** Begin **

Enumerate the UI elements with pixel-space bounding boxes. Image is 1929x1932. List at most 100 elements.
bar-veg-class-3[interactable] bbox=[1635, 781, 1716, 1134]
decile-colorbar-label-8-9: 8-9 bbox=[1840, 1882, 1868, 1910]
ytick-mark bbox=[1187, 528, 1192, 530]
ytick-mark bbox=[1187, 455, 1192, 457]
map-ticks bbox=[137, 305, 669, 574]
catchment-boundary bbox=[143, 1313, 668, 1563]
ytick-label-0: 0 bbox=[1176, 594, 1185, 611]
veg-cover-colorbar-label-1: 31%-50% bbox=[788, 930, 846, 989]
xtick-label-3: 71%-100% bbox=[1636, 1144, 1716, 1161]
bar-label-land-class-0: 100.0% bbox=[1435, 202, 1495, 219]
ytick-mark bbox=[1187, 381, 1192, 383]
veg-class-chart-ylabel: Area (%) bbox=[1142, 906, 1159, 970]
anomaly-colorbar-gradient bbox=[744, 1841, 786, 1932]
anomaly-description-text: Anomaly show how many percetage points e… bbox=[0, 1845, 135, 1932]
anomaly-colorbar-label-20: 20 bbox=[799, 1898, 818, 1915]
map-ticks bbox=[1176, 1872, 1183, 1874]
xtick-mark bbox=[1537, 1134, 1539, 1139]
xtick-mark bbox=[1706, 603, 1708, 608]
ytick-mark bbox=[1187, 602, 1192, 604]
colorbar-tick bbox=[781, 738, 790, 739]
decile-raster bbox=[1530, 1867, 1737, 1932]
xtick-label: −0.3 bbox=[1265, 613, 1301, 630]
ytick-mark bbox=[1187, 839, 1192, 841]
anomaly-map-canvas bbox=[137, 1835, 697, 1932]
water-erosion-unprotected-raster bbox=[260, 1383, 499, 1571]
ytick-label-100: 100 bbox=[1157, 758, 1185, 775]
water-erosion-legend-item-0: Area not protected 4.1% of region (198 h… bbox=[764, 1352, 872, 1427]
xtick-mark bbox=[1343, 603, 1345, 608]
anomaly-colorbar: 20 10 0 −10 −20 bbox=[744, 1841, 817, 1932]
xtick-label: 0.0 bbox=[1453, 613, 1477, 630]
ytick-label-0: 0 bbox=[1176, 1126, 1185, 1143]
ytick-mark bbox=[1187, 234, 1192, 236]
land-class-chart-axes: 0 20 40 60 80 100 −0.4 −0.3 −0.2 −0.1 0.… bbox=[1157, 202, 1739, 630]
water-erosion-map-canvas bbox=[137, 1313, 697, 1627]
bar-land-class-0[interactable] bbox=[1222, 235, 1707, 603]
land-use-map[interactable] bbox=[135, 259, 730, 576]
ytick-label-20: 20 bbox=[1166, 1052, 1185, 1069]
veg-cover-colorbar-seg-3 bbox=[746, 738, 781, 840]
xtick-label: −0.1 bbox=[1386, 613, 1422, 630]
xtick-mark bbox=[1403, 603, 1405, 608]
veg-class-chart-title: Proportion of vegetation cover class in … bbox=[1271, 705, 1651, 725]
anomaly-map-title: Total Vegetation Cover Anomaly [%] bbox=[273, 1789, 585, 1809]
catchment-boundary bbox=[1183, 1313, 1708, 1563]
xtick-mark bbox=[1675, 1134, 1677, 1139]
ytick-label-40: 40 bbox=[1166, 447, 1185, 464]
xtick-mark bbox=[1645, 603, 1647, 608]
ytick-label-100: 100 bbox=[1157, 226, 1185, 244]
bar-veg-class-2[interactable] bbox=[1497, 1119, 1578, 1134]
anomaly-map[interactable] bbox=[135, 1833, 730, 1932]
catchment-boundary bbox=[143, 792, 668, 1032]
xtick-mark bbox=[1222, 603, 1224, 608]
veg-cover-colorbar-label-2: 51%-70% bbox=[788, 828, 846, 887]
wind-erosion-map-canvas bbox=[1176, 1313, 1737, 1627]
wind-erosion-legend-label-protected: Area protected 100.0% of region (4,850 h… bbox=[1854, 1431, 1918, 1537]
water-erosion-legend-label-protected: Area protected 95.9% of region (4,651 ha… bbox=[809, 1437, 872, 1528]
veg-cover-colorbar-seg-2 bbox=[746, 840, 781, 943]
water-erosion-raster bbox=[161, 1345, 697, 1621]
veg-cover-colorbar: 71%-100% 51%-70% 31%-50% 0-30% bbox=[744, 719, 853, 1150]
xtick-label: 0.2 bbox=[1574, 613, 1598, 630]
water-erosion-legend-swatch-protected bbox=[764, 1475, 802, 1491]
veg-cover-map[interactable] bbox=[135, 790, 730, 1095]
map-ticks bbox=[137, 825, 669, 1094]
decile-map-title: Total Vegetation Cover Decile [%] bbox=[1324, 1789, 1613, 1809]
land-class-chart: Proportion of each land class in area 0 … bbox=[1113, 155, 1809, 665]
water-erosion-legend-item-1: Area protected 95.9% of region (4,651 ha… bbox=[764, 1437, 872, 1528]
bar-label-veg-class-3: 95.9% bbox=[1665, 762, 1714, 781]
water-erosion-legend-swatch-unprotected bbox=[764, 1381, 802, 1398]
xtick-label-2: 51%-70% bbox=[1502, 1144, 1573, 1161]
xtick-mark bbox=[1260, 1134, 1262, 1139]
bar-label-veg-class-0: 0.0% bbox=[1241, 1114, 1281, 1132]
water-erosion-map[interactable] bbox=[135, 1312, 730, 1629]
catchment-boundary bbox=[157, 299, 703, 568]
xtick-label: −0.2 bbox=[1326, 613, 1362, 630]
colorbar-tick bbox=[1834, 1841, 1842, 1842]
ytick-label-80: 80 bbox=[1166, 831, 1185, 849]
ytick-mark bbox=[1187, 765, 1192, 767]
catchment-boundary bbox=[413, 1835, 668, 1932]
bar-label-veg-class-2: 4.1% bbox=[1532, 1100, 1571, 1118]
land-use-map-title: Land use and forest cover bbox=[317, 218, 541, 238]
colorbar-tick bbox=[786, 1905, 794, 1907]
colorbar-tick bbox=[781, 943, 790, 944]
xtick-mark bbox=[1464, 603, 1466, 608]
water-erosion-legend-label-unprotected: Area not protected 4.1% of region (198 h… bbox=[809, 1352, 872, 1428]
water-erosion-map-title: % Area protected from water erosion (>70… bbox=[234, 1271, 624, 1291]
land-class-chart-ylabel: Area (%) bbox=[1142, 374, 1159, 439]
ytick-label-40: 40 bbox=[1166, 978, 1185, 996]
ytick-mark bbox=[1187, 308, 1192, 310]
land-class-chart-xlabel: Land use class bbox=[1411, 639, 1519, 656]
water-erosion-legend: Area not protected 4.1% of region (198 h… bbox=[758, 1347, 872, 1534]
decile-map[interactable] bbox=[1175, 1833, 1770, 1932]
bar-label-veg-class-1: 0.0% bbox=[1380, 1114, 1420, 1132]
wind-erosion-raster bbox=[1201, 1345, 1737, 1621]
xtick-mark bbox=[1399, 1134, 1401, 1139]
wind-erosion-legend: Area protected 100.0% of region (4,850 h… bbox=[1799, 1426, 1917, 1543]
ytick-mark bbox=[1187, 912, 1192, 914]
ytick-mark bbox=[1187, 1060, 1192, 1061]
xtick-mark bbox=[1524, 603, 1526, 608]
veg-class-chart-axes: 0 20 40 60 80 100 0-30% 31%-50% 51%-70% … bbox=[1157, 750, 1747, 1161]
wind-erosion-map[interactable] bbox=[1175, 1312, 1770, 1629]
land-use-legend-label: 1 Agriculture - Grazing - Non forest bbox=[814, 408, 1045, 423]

** End **

### Problem details
Reproduce the listing above verbatim, from the first line to the last.

### Exercise result
Enumerate the UI elements with pixel-space bounding boxes. Image is 1929x1932. List at most 100 elements.
bar-veg-class-3[interactable] bbox=[1635, 781, 1716, 1134]
decile-colorbar-label-8-9: 8-9 bbox=[1840, 1882, 1868, 1910]
ytick-mark bbox=[1187, 528, 1192, 530]
ytick-mark bbox=[1187, 455, 1192, 457]
map-ticks bbox=[137, 305, 669, 574]
catchment-boundary bbox=[143, 1313, 668, 1563]
ytick-label-0: 0 bbox=[1176, 594, 1185, 611]
veg-cover-colorbar-label-1: 31%-50% bbox=[788, 930, 846, 989]
xtick-label-3: 71%-100% bbox=[1636, 1144, 1716, 1161]
bar-label-land-class-0: 100.0% bbox=[1435, 202, 1495, 219]
ytick-mark bbox=[1187, 381, 1192, 383]
veg-class-chart-ylabel: Area (%) bbox=[1142, 906, 1159, 970]
anomaly-colorbar-gradient bbox=[744, 1841, 786, 1932]
anomaly-description-text: Anomaly show how many percetage points e… bbox=[0, 1845, 135, 1932]
anomaly-colorbar-label-20: 20 bbox=[799, 1898, 818, 1915]
map-ticks bbox=[1176, 1872, 1183, 1874]
xtick-mark bbox=[1537, 1134, 1539, 1139]
xtick-mark bbox=[1706, 603, 1708, 608]
ytick-mark bbox=[1187, 602, 1192, 604]
colorbar-tick bbox=[781, 738, 790, 739]
decile-raster bbox=[1530, 1867, 1737, 1932]
xtick-label: −0.3 bbox=[1265, 613, 1301, 630]
ytick-mark bbox=[1187, 839, 1192, 841]
anomaly-map-canvas bbox=[137, 1835, 697, 1932]
water-erosion-unprotected-raster bbox=[260, 1383, 499, 1571]
ytick-label-100: 100 bbox=[1157, 758, 1185, 775]
water-erosion-legend-item-0: Area not protected 4.1% of region (198 h… bbox=[764, 1352, 872, 1427]
xtick-mark bbox=[1343, 603, 1345, 608]
anomaly-colorbar: 20 10 0 −10 −20 bbox=[744, 1841, 817, 1932]
xtick-label: 0.0 bbox=[1453, 613, 1477, 630]
ytick-label-0: 0 bbox=[1176, 1126, 1185, 1143]
ytick-mark bbox=[1187, 234, 1192, 236]
land-class-chart-axes: 0 20 40 60 80 100 −0.4 −0.3 −0.2 −0.1 0.… bbox=[1157, 202, 1739, 630]
water-erosion-map-canvas bbox=[137, 1313, 697, 1627]
bar-land-class-0[interactable] bbox=[1222, 235, 1707, 603]
land-use-map[interactable] bbox=[135, 259, 730, 576]
ytick-label-20: 20 bbox=[1166, 1052, 1185, 1069]
veg-cover-colorbar-seg-3 bbox=[746, 738, 781, 840]
xtick-label: −0.1 bbox=[1386, 613, 1422, 630]
xtick-mark bbox=[1403, 603, 1405, 608]
veg-class-chart-title: Proportion of vegetation cover class in … bbox=[1271, 705, 1651, 725]
anomaly-map-title: Total Vegetation Cover Anomaly [%] bbox=[273, 1789, 585, 1809]
catchment-boundary bbox=[1183, 1313, 1708, 1563]
xtick-mark bbox=[1675, 1134, 1677, 1139]
ytick-label-40: 40 bbox=[1166, 447, 1185, 464]
xtick-mark bbox=[1645, 603, 1647, 608]
ytick-label-100: 100 bbox=[1157, 226, 1185, 244]
bar-veg-class-2[interactable] bbox=[1497, 1119, 1578, 1134]
anomaly-map[interactable] bbox=[135, 1833, 730, 1932]
catchment-boundary bbox=[143, 792, 668, 1032]
xtick-mark bbox=[1222, 603, 1224, 608]
veg-cover-colorbar-label-2: 51%-70% bbox=[788, 828, 846, 887]
wind-erosion-map-canvas bbox=[1176, 1313, 1737, 1627]
wind-erosion-legend-label-protected: Area protected 100.0% of region (4,850 h… bbox=[1854, 1431, 1918, 1537]
water-erosion-legend-label-protected: Area protected 95.9% of region (4,651 ha… bbox=[809, 1437, 872, 1528]
veg-cover-colorbar-seg-2 bbox=[746, 840, 781, 943]
water-erosion-raster bbox=[161, 1345, 697, 1621]
veg-cover-colorbar: 71%-100% 51%-70% 31%-50% 0-30% bbox=[744, 719, 853, 1150]
xtick-label: 0.2 bbox=[1574, 613, 1598, 630]
water-erosion-legend-swatch-protected bbox=[764, 1475, 802, 1491]
veg-cover-map[interactable] bbox=[135, 790, 730, 1095]
map-ticks bbox=[137, 825, 669, 1094]
decile-map-title: Total Vegetation Cover Decile [%] bbox=[1324, 1789, 1613, 1809]
land-class-chart: Proportion of each land class in area 0 … bbox=[1113, 155, 1809, 665]
water-erosion-legend-item-1: Area protected 95.9% of region (4,651 ha… bbox=[764, 1437, 872, 1528]
bar-label-veg-class-3: 95.9% bbox=[1665, 762, 1714, 781]
water-erosion-legend-swatch-unprotected bbox=[764, 1381, 802, 1398]
xtick-label-2: 51%-70% bbox=[1502, 1144, 1573, 1161]
xtick-mark bbox=[1260, 1134, 1262, 1139]
bar-label-veg-class-0: 0.0% bbox=[1241, 1114, 1281, 1132]
water-erosion-map[interactable] bbox=[135, 1312, 730, 1629]
catchment-boundary bbox=[157, 299, 703, 568]
xtick-label: −0.2 bbox=[1326, 613, 1362, 630]
colorbar-tick bbox=[1834, 1841, 1842, 1842]
ytick-label-80: 80 bbox=[1166, 831, 1185, 849]
ytick-mark bbox=[1187, 765, 1192, 767]
catchment-boundary bbox=[413, 1835, 668, 1932]
bar-label-veg-class-2: 4.1% bbox=[1532, 1100, 1571, 1118]
land-use-map-title: Land use and forest cover bbox=[317, 218, 541, 238]
colorbar-tick bbox=[786, 1905, 794, 1907]
colorbar-tick bbox=[781, 943, 790, 944]
xtick-mark bbox=[1464, 603, 1466, 608]
water-erosion-legend-label-unprotected: Area not protected 4.1% of region (198 h… bbox=[809, 1352, 872, 1428]
water-erosion-map-title: % Area protected from water erosion (>70… bbox=[234, 1271, 624, 1291]
land-class-chart-ylabel: Area (%) bbox=[1142, 374, 1159, 439]
ytick-label-40: 40 bbox=[1166, 978, 1185, 996]
ytick-mark bbox=[1187, 308, 1192, 310]
land-class-chart-xlabel: Land use class bbox=[1411, 639, 1519, 656]
water-erosion-legend: Area not protected 4.1% of region (198 h… bbox=[758, 1347, 872, 1534]
decile-map[interactable] bbox=[1175, 1833, 1770, 1932]
bar-label-veg-class-1: 0.0% bbox=[1380, 1114, 1420, 1132]
wind-erosion-raster bbox=[1201, 1345, 1737, 1621]
xtick-mark bbox=[1399, 1134, 1401, 1139]
wind-erosion-legend: Area protected 100.0% of region (4,850 h… bbox=[1799, 1426, 1917, 1543]
ytick-mark bbox=[1187, 912, 1192, 914]
ytick-mark bbox=[1187, 1060, 1192, 1061]
xtick-mark bbox=[1524, 603, 1526, 608]
veg-class-chart-axes: 0 20 40 60 80 100 0-30% 31%-50% 51%-70% … bbox=[1157, 750, 1747, 1161]
wind-erosion-map[interactable] bbox=[1175, 1312, 1770, 1629]
land-use-legend-label: 1 Agriculture - Grazing - Non forest bbox=[814, 408, 1045, 423]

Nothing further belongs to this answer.